Tally the lines of the data that include the word "chwilach" and state the total, nothing else.

┄┄┄┄┄┄

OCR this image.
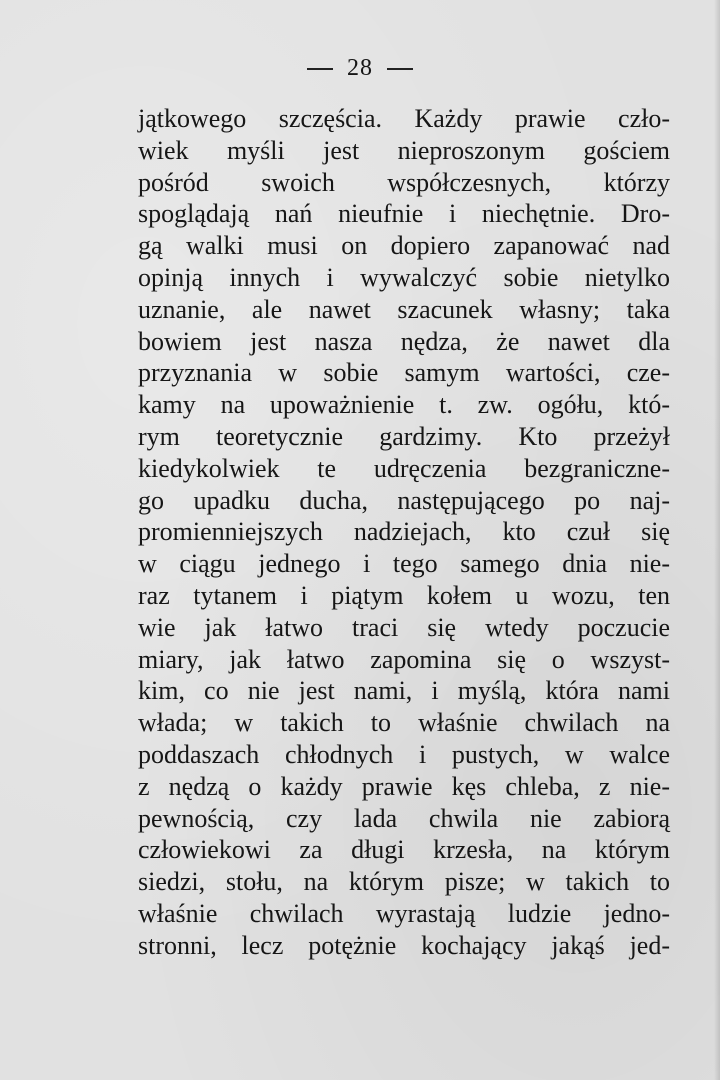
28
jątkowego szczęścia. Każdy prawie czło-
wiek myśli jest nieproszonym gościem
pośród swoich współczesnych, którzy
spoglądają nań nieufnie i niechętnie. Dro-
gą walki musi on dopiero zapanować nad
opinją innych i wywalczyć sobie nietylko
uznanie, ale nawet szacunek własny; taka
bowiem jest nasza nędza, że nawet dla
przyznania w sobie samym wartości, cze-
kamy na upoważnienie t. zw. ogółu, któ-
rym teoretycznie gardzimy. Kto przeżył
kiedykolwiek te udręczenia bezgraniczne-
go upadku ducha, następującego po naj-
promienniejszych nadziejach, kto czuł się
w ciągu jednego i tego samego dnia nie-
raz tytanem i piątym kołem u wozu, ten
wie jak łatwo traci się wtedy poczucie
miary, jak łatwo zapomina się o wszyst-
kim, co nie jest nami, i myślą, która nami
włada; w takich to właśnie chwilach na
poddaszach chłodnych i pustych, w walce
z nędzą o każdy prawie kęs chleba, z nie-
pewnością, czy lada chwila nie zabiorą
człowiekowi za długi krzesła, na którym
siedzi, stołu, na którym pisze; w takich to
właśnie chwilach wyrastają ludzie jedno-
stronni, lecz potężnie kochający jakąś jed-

┄┄┄┄┄┄

Result: 2